#### [Task details]
Write out the listing beneath this instruction in its entirety, exactly as it reads.

________

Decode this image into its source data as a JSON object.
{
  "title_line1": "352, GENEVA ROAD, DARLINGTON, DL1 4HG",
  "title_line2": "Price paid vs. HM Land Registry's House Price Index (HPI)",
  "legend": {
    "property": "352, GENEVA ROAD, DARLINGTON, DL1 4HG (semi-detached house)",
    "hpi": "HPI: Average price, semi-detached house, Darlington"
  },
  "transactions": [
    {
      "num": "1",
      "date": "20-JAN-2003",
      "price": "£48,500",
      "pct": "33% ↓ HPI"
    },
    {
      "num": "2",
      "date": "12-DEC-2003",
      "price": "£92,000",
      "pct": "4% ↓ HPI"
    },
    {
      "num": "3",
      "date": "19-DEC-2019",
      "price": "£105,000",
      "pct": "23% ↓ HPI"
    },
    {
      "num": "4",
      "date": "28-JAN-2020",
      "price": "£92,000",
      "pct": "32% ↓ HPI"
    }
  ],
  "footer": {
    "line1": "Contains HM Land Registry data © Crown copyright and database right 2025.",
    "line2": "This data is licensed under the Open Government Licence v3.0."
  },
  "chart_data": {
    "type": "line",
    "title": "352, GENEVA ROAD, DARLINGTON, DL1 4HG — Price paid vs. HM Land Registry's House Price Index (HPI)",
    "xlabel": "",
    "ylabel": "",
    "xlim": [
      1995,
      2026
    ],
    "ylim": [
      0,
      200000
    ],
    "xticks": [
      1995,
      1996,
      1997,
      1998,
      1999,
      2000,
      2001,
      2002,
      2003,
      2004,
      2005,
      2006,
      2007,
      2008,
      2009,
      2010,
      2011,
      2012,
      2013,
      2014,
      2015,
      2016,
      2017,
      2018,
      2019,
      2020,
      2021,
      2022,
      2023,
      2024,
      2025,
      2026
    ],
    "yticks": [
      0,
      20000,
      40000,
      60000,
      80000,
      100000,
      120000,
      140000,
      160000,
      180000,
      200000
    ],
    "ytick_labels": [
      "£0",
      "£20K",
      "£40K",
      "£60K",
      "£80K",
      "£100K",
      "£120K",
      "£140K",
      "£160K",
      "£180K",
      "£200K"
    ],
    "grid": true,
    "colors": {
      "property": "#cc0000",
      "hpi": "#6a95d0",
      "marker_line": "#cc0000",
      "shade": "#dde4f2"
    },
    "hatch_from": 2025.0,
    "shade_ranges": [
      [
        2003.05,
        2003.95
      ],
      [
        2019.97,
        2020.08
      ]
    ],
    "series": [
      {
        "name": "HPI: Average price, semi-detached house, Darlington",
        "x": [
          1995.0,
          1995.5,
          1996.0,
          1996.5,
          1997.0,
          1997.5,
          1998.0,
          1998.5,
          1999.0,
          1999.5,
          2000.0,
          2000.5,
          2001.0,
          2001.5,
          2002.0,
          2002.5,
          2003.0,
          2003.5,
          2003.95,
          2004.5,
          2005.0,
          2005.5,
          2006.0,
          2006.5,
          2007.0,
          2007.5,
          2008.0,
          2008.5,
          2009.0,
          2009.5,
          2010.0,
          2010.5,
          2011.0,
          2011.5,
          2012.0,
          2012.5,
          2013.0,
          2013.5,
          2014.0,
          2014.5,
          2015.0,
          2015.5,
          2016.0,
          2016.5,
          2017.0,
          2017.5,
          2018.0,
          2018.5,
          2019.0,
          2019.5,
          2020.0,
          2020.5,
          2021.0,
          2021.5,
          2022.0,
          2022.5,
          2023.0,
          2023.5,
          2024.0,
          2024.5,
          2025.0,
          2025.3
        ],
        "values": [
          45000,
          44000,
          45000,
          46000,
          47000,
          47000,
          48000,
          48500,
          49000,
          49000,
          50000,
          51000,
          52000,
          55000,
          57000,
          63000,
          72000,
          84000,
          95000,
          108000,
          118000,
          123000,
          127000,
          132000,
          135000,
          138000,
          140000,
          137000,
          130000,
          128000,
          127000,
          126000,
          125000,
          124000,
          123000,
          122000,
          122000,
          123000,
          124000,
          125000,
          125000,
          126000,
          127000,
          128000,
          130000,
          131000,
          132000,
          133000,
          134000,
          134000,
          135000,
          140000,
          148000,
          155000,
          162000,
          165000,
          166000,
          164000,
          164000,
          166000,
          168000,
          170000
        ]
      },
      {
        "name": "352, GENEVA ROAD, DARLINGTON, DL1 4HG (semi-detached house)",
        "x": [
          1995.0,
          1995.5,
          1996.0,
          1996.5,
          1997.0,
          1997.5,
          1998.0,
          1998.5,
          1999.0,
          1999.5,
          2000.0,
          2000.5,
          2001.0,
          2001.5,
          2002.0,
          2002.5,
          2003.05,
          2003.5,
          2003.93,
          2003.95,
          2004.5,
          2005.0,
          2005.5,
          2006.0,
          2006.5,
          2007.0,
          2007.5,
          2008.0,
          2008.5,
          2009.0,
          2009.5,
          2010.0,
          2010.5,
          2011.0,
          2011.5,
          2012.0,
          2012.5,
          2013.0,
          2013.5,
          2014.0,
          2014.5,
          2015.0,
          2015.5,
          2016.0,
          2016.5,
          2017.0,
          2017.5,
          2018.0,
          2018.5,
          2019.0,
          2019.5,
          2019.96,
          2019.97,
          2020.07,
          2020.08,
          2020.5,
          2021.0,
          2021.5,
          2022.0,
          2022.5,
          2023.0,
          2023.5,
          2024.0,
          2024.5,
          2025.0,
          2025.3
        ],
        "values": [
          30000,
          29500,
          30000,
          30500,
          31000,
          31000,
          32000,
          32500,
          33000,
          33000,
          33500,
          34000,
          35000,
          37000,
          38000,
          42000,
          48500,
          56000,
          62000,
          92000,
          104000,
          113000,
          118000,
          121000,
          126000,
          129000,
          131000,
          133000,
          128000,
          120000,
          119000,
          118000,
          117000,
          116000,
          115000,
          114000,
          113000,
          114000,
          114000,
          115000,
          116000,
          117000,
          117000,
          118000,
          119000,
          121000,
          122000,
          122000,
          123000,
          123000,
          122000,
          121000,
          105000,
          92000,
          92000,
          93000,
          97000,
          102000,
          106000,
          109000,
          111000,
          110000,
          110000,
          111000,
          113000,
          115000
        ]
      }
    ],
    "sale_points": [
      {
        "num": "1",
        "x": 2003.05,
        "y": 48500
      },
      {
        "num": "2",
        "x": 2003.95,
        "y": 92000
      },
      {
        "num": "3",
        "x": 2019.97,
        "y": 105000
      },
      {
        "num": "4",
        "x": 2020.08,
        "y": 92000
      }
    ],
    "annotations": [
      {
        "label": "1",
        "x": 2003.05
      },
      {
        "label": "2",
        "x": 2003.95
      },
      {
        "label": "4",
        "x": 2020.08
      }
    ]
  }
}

________

#### [Response for this exercise]
Decode this image into its source data as a JSON object.
{
  "title_line1": "352, GENEVA ROAD, DARLINGTON, DL1 4HG",
  "title_line2": "Price paid vs. HM Land Registry's House Price Index (HPI)",
  "legend": {
    "property": "352, GENEVA ROAD, DARLINGTON, DL1 4HG (semi-detached house)",
    "hpi": "HPI: Average price, semi-detached house, Darlington"
  },
  "transactions": [
    {
      "num": "1",
      "date": "20-JAN-2003",
      "price": "£48,500",
      "pct": "33% ↓ HPI"
    },
    {
      "num": "2",
      "date": "12-DEC-2003",
      "price": "£92,000",
      "pct": "4% ↓ HPI"
    },
    {
      "num": "3",
      "date": "19-DEC-2019",
      "price": "£105,000",
      "pct": "23% ↓ HPI"
    },
    {
      "num": "4",
      "date": "28-JAN-2020",
      "price": "£92,000",
      "pct": "32% ↓ HPI"
    }
  ],
  "footer": {
    "line1": "Contains HM Land Registry data © Crown copyright and database right 2025.",
    "line2": "This data is licensed under the Open Government Licence v3.0."
  },
  "chart_data": {
    "type": "line",
    "title": "352, GENEVA ROAD, DARLINGTON, DL1 4HG — Price paid vs. HM Land Registry's House Price Index (HPI)",
    "xlabel": "",
    "ylabel": "",
    "xlim": [
      1995,
      2026
    ],
    "ylim": [
      0,
      200000
    ],
    "xticks": [
      1995,
      1996,
      1997,
      1998,
      1999,
      2000,
      2001,
      2002,
      2003,
      2004,
      2005,
      2006,
      2007,
      2008,
      2009,
      2010,
      2011,
      2012,
      2013,
      2014,
      2015,
      2016,
      2017,
      2018,
      2019,
      2020,
      2021,
      2022,
      2023,
      2024,
      2025,
      2026
    ],
    "yticks": [
      0,
      20000,
      40000,
      60000,
      80000,
      100000,
      120000,
      140000,
      160000,
      180000,
      200000
    ],
    "ytick_labels": [
      "£0",
      "£20K",
      "£40K",
      "£60K",
      "£80K",
      "£100K",
      "£120K",
      "£140K",
      "£160K",
      "£180K",
      "£200K"
    ],
    "grid": true,
    "colors": {
      "property": "#cc0000",
      "hpi": "#6a95d0",
      "marker_line": "#cc0000",
      "shade": "#dde4f2"
    },
    "hatch_from": 2025.0,
    "shade_ranges": [
      [
        2003.05,
        2003.95
      ],
      [
        2019.97,
        2020.08
      ]
    ],
    "series": [
      {
        "name": "HPI: Average price, semi-detached house, Darlington",
        "x": [
          1995.0,
          1995.5,
          1996.0,
          1996.5,
          1997.0,
          1997.5,
          1998.0,
          1998.5,
          1999.0,
          1999.5,
          2000.0,
          2000.5,
          2001.0,
          2001.5,
          2002.0,
          2002.5,
          2003.0,
          2003.5,
          2003.95,
          2004.5,
          2005.0,
          2005.5,
          2006.0,
          2006.5,
          2007.0,
          2007.5,
          2008.0,
          2008.5,
          2009.0,
          2009.5,
          2010.0,
          2010.5,
          2011.0,
          2011.5,
          2012.0,
          2012.5,
          2013.0,
          2013.5,
          2014.0,
          2014.5,
          2015.0,
          2015.5,
          2016.0,
          2016.5,
          2017.0,
          2017.5,
          2018.0,
          2018.5,
          2019.0,
          2019.5,
          2020.0,
          2020.5,
          2021.0,
          2021.5,
          2022.0,
          2022.5,
          2023.0,
          2023.5,
          2024.0,
          2024.5,
          2025.0,
          2025.3
        ],
        "values": [
          45000,
          44000,
          45000,
          46000,
          47000,
          47000,
          48000,
          48500,
          49000,
          49000,
          50000,
          51000,
          52000,
          55000,
          57000,
          63000,
          72000,
          84000,
          95000,
          108000,
          118000,
          123000,
          127000,
          132000,
          135000,
          138000,
          140000,
          137000,
          130000,
          128000,
          127000,
          126000,
          125000,
          124000,
          123000,
          122000,
          122000,
          123000,
          124000,
          125000,
          125000,
          126000,
          127000,
          128000,
          130000,
          131000,
          132000,
          133000,
          134000,
          134000,
          135000,
          140000,
          148000,
          155000,
          162000,
          165000,
          166000,
          164000,
          164000,
          166000,
          168000,
          170000
        ]
      },
      {
        "name": "352, GENEVA ROAD, DARLINGTON, DL1 4HG (semi-detached house)",
        "x": [
          1995.0,
          1995.5,
          1996.0,
          1996.5,
          1997.0,
          1997.5,
          1998.0,
          1998.5,
          1999.0,
          1999.5,
          2000.0,
          2000.5,
          2001.0,
          2001.5,
          2002.0,
          2002.5,
          2003.05,
          2003.5,
          2003.93,
          2003.95,
          2004.5,
          2005.0,
          2005.5,
          2006.0,
          2006.5,
          2007.0,
          2007.5,
          2008.0,
          2008.5,
          2009.0,
          2009.5,
          2010.0,
          2010.5,
          2011.0,
          2011.5,
          2012.0,
          2012.5,
          2013.0,
          2013.5,
          2014.0,
          2014.5,
          2015.0,
          2015.5,
          2016.0,
          2016.5,
          2017.0,
          2017.5,
          2018.0,
          2018.5,
          2019.0,
          2019.5,
          2019.96,
          2019.97,
          2020.07,
          2020.08,
          2020.5,
          2021.0,
          2021.5,
          2022.0,
          2022.5,
          2023.0,
          2023.5,
          2024.0,
          2024.5,
          2025.0,
          2025.3
        ],
        "values": [
          30000,
          29500,
          30000,
          30500,
          31000,
          31000,
          32000,
          32500,
          33000,
          33000,
          33500,
          34000,
          35000,
          37000,
          38000,
          42000,
          48500,
          56000,
          62000,
          92000,
          104000,
          113000,
          118000,
          121000,
          126000,
          129000,
          131000,
          133000,
          128000,
          120000,
          119000,
          118000,
          117000,
          116000,
          115000,
          114000,
          113000,
          114000,
          114000,
          115000,
          116000,
          117000,
          117000,
          118000,
          119000,
          121000,
          122000,
          122000,
          123000,
          123000,
          122000,
          121000,
          105000,
          92000,
          92000,
          93000,
          97000,
          102000,
          106000,
          109000,
          111000,
          110000,
          110000,
          111000,
          113000,
          115000
        ]
      }
    ],
    "sale_points": [
      {
        "num": "1",
        "x": 2003.05,
        "y": 48500
      },
      {
        "num": "2",
        "x": 2003.95,
        "y": 92000
      },
      {
        "num": "3",
        "x": 2019.97,
        "y": 105000
      },
      {
        "num": "4",
        "x": 2020.08,
        "y": 92000
      }
    ],
    "annotations": [
      {
        "label": "1",
        "x": 2003.05
      },
      {
        "label": "2",
        "x": 2003.95
      },
      {
        "label": "4",
        "x": 2020.08
      }
    ]
  }
}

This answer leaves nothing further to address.